= PASSAGE TO READ =

Although he had used crack cocaine the night before the incident, it would appear that his mental state was not adversely affected by the use of this drug at the time of the offence."
We would comment that it cannot be known whether in fact the applicant was taking his medication in the period in which the offence was committed.
Dr Pierce concluded that although the applicant suffered from a severe mental illness, Schizoaffective Disorder, he did not presently suffer to a degree or nature that made it necessary for him to be detained in hospital for medical treatment.
The report can perhaps be summarised in this way. The applicant has a long history of mental illness. His illness can largely be controlled by medication. He is addicted to drugs which exacerbate his condition. When he is in the community he cannot be relied upon to take his medication. When his illness is acute and his mental state severely disordered he presents a serious risk to others.

= SUPPLIED RECORDS =
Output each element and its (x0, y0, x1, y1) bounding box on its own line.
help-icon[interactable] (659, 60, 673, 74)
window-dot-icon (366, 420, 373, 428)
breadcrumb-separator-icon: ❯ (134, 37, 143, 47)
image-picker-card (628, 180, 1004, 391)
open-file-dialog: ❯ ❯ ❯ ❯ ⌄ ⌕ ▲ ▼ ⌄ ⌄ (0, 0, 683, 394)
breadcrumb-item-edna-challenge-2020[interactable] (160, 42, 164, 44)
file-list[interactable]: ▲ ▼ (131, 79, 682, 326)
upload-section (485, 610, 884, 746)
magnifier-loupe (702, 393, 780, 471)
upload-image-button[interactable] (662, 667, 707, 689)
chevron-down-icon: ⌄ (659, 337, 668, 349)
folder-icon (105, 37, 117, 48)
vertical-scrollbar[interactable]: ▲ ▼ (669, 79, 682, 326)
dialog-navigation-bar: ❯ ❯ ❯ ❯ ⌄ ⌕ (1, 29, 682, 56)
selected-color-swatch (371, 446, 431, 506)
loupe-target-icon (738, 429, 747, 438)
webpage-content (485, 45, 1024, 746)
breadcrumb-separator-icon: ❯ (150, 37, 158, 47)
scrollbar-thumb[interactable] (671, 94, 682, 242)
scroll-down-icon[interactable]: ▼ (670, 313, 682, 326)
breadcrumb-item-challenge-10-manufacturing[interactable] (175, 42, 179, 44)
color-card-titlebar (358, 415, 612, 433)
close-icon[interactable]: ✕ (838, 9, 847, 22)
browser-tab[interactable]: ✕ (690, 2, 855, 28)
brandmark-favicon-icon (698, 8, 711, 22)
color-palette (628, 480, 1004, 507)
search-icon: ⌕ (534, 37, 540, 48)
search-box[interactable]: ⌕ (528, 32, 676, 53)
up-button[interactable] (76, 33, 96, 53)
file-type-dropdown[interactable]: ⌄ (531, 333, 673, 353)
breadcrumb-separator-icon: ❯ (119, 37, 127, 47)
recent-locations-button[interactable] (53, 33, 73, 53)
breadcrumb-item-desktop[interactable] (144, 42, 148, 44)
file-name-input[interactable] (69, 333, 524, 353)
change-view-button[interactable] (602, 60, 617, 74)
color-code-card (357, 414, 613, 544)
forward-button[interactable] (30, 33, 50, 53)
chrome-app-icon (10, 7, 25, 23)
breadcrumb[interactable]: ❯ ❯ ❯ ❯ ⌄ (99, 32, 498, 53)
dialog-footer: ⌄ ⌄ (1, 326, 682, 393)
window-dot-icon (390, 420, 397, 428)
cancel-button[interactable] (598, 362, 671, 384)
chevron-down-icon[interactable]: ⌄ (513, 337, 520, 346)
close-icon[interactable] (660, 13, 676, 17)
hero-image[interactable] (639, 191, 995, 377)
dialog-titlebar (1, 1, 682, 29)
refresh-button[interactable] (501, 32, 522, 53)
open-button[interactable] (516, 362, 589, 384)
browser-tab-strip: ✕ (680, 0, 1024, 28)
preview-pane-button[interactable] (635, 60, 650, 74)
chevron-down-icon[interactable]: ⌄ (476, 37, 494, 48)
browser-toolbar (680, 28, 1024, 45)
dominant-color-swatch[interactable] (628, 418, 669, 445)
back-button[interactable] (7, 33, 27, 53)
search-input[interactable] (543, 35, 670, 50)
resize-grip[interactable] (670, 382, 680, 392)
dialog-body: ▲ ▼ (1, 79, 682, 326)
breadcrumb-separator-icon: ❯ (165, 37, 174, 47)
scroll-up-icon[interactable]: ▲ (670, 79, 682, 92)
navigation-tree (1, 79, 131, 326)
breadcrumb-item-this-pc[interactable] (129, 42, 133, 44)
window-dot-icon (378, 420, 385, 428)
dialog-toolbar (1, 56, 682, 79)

= PROBLEM 1 =
Say whether each statement below agrees with the passage about the applicant's mental illness, answering yes or no and quoting the deciding words. (a) The applicant's illness can largely be controlled by medication. (b) Dr Pierce concluded that the applicant needed to be detained in hospital for medical treatment. (c) It is known that the applicant was taking his medication when the offence was committed.
= PROBLEM 2 =
Retype the passage about the applicant's mental illness from "Dr Pierce concluded" to "for medical treatment.".

= WORKED SOLUTION 1 =
(a) Yes: "His illness can largely be controlled by medication."
(b) No: "he did not presently suffer to a degree or nature that made it necessary for him to be detained in hospital for medical treatment."
(c) No: "it cannot be known whether in fact the applicant was taking his medication in the period in which the offence was committed."

= WORKED SOLUTION 2 =
Dr Pierce concluded that although the applicant suffered from a severe mental illness, Schizoaffective Disorder, he did not presently suffer to a degree or nature that made it necessary for him to be detained in hospital for medical treatment.